Part of a data file:
□ □ □ □ □

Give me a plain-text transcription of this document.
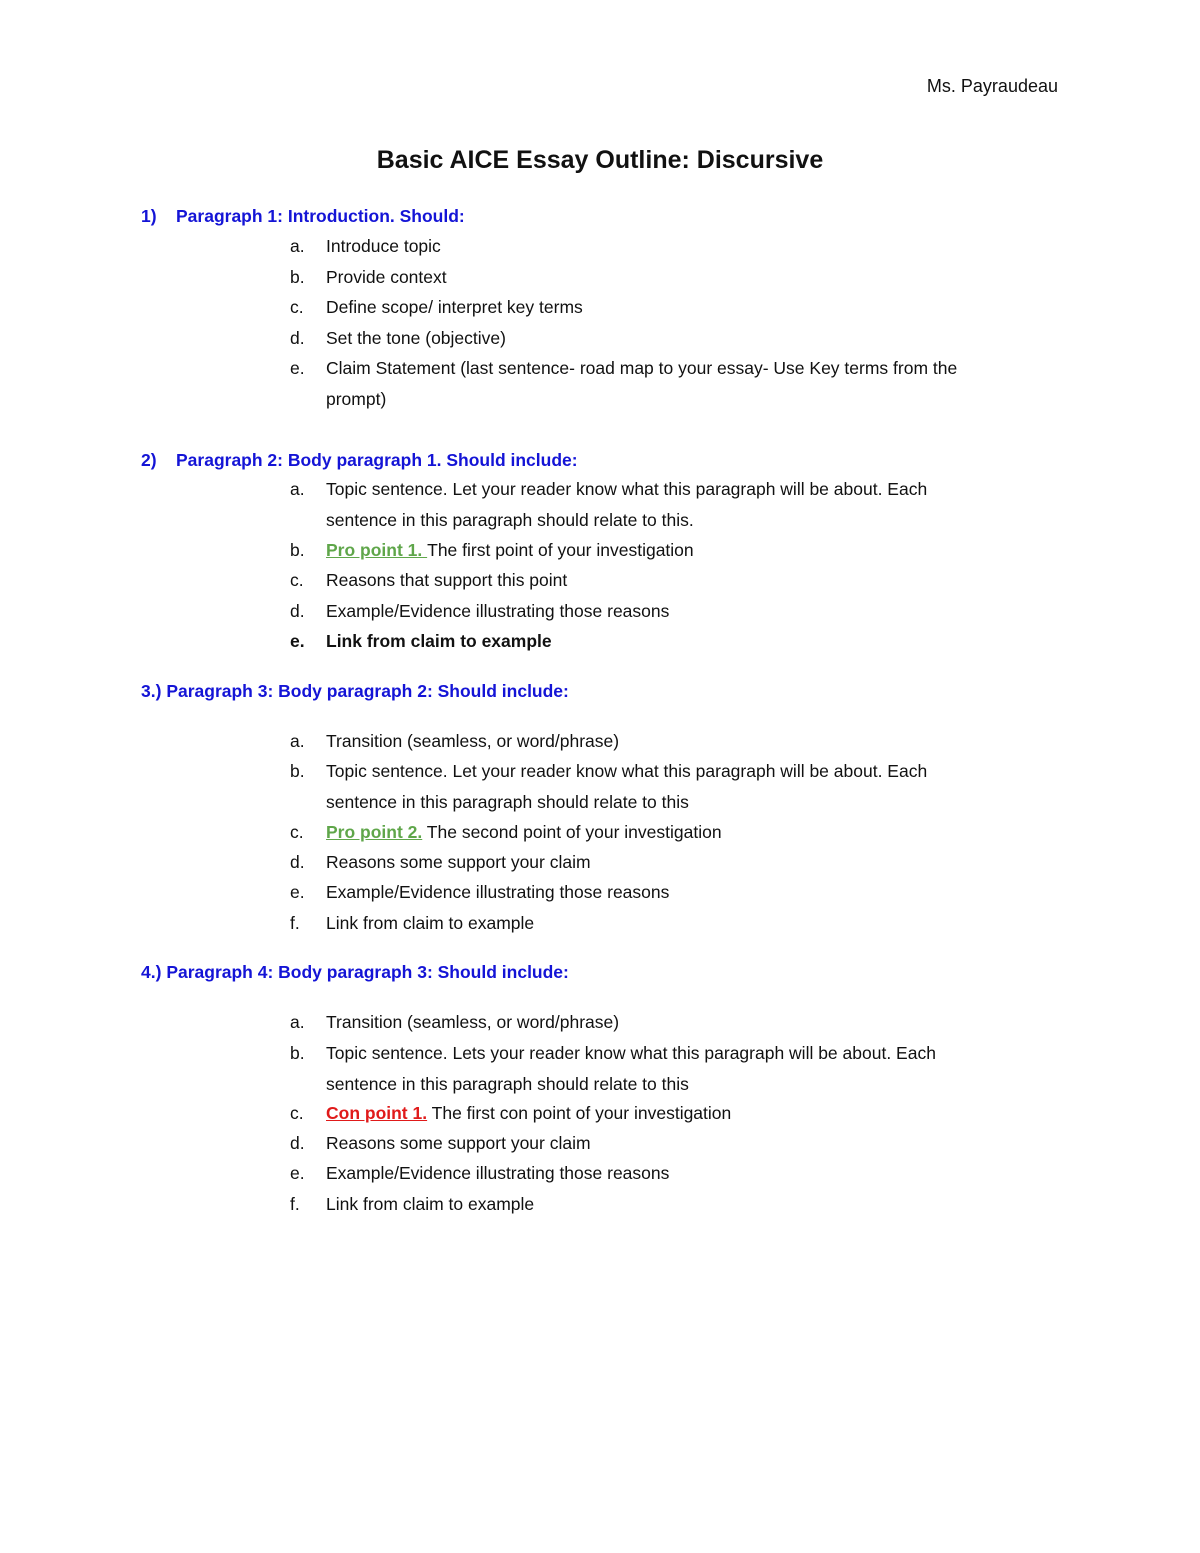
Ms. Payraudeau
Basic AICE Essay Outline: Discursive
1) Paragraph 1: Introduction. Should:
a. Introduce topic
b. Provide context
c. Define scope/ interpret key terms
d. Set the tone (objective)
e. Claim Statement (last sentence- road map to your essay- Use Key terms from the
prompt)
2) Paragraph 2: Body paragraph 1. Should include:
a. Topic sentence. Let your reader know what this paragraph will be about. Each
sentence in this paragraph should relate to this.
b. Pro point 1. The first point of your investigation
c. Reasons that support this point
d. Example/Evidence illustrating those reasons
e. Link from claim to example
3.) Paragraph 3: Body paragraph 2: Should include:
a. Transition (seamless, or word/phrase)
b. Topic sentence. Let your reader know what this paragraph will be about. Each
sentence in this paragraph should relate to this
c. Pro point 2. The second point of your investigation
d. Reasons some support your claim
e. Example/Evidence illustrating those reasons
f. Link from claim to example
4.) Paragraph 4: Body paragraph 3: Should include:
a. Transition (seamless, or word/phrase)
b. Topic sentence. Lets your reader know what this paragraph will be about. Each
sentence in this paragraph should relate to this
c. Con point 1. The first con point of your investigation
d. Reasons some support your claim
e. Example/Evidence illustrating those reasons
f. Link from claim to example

□ □ □ □ □

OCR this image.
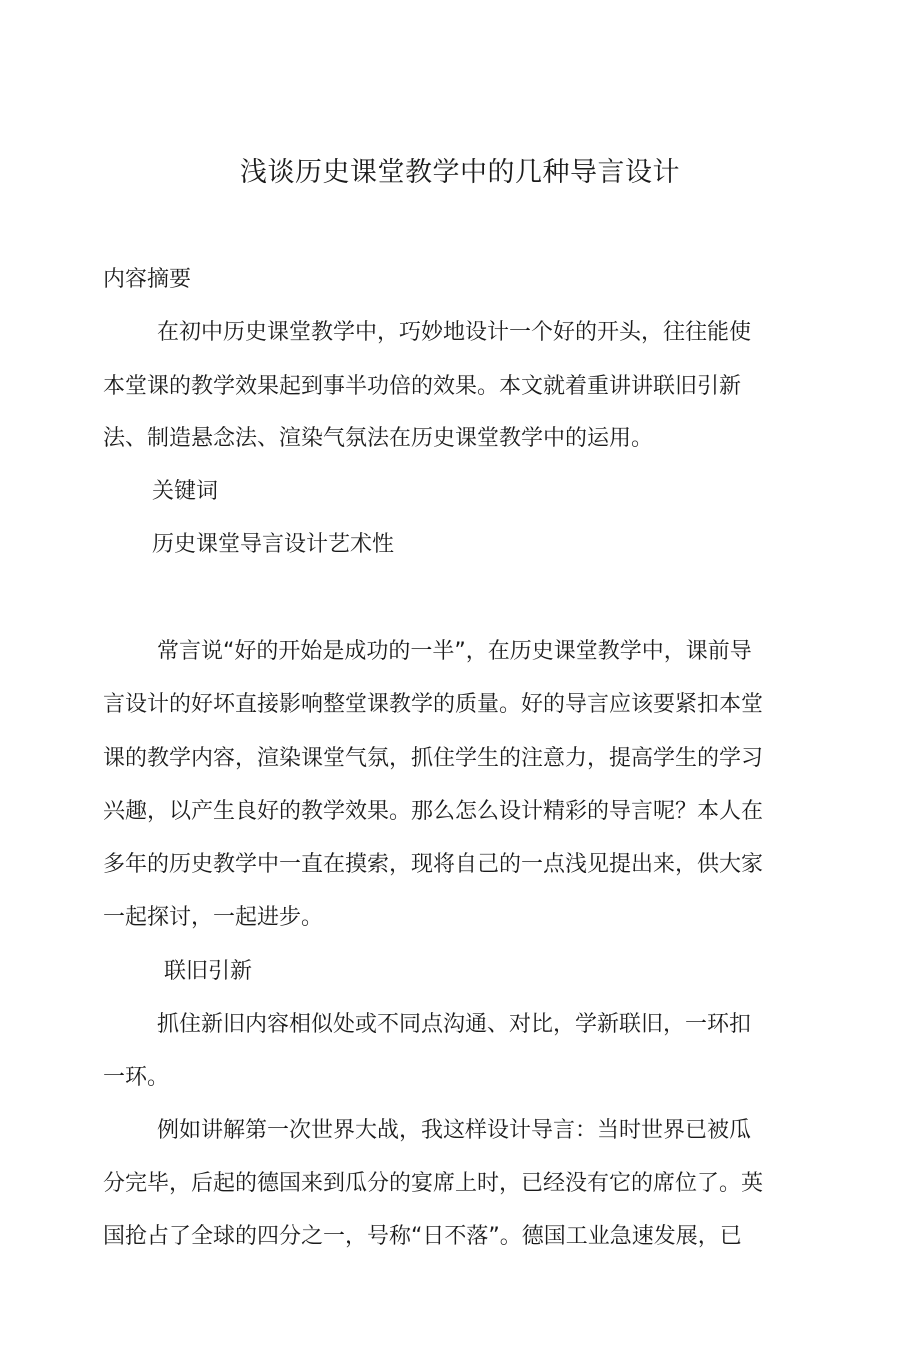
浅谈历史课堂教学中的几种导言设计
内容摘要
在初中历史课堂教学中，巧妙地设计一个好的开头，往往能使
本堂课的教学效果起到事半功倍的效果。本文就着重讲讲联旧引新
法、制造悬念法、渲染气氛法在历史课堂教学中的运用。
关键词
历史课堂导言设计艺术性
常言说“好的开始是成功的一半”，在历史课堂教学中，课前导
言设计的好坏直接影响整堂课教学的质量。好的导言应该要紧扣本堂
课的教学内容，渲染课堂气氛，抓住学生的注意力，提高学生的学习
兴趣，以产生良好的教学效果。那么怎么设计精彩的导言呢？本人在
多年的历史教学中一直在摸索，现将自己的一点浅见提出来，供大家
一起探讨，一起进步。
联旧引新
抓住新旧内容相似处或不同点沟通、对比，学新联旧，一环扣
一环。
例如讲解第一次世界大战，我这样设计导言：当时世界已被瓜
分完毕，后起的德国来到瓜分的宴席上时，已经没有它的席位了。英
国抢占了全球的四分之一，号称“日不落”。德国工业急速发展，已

□ □ □ □ □

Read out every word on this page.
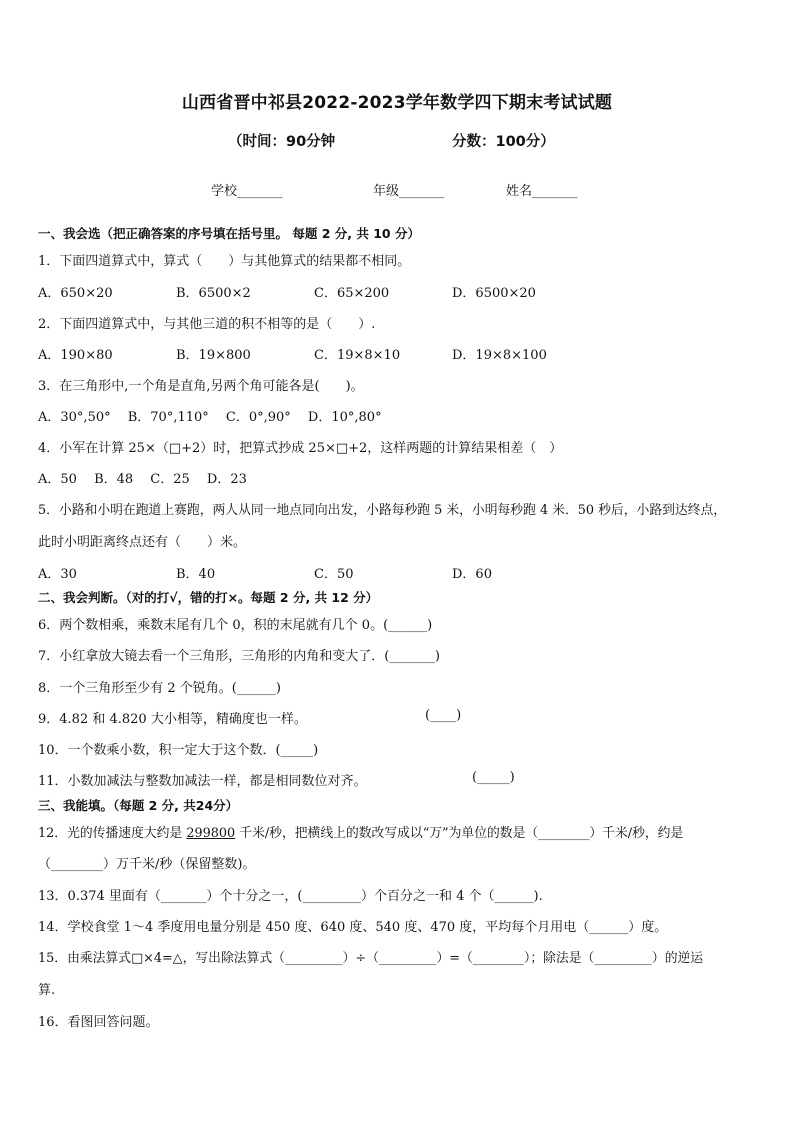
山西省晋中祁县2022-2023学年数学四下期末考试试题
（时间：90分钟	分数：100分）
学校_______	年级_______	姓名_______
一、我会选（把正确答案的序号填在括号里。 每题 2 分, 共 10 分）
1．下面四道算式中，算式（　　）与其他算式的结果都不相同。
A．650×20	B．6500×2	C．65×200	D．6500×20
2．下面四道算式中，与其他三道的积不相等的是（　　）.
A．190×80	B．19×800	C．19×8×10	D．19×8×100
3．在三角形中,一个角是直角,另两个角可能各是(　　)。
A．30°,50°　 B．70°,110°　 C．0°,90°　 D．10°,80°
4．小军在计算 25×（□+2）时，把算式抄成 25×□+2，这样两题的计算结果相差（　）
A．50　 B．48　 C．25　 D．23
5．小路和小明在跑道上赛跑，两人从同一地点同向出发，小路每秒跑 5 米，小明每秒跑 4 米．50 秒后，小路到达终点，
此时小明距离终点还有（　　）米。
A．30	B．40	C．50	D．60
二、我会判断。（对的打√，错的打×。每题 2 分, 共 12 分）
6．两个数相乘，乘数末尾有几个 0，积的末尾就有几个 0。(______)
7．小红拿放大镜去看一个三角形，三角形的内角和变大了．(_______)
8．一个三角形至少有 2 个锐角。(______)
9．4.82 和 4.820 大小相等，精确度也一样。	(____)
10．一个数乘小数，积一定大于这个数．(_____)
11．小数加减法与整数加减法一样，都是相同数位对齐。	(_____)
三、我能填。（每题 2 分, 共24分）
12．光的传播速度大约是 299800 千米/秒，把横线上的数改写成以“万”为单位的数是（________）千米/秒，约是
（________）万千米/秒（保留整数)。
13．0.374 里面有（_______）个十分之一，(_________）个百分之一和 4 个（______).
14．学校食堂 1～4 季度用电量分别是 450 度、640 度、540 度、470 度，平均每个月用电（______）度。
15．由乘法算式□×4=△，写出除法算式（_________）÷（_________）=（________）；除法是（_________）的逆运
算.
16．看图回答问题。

□ □ □ □ □

• [AIM]:
Copy all the lines above that hold the string "first".

• [RESPONSE TO THIS EXERCISE]:
b. Pro point 1. The first point of your investigation
c. Con point 1. The first con point of your investigation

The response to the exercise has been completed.